Short task:
Your task is to output all the records below, word for word.

Data provided:
-=-=-

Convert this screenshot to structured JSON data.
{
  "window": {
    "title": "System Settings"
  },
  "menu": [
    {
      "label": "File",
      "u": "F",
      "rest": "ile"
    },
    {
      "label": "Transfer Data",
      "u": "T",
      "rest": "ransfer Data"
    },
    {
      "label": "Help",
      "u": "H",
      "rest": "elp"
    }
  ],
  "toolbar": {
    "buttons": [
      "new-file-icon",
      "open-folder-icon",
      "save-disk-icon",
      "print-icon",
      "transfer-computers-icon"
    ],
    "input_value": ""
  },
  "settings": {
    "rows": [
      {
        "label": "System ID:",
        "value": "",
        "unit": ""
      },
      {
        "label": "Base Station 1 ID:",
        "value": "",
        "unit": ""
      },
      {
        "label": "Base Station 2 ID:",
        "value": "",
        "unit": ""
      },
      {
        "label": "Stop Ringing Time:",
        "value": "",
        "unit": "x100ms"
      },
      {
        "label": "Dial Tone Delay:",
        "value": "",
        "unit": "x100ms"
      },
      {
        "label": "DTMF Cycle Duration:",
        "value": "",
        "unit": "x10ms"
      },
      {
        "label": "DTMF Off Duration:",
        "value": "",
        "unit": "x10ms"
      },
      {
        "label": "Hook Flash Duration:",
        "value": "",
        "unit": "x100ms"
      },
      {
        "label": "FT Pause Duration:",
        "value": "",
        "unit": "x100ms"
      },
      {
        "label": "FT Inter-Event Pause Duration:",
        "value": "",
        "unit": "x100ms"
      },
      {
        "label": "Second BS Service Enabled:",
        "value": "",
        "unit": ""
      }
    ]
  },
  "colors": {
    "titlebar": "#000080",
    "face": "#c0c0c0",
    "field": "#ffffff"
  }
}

-=-=-

Expected output:
Convert this screenshot to structured JSON data.
{
  "window": {
    "title": "System Settings"
  },
  "menu": [
    {
      "label": "File",
      "u": "F",
      "rest": "ile"
    },
    {
      "label": "Transfer Data",
      "u": "T",
      "rest": "ransfer Data"
    },
    {
      "label": "Help",
      "u": "H",
      "rest": "elp"
    }
  ],
  "toolbar": {
    "buttons": [
      "new-file-icon",
      "open-folder-icon",
      "save-disk-icon",
      "print-icon",
      "transfer-computers-icon"
    ],
    "input_value": ""
  },
  "settings": {
    "rows": [
      {
        "label": "System ID:",
        "value": "",
        "unit": ""
      },
      {
        "label": "Base Station 1 ID:",
        "value": "",
        "unit": ""
      },
      {
        "label": "Base Station 2 ID:",
        "value": "",
        "unit": ""
      },
      {
        "label": "Stop Ringing Time:",
        "value": "",
        "unit": "x100ms"
      },
      {
        "label": "Dial Tone Delay:",
        "value": "",
        "unit": "x100ms"
      },
      {
        "label": "DTMF Cycle Duration:",
        "value": "",
        "unit": "x10ms"
      },
      {
        "label": "DTMF Off Duration:",
        "value": "",
        "unit": "x10ms"
      },
      {
        "label": "Hook Flash Duration:",
        "value": "",
        "unit": "x100ms"
      },
      {
        "label": "FT Pause Duration:",
        "value": "",
        "unit": "x100ms"
      },
      {
        "label": "FT Inter-Event Pause Duration:",
        "value": "",
        "unit": "x100ms"
      },
      {
        "label": "Second BS Service Enabled:",
        "value": "",
        "unit": ""
      }
    ]
  },
  "colors": {
    "titlebar": "#000080",
    "face": "#c0c0c0",
    "field": "#ffffff"
  }
}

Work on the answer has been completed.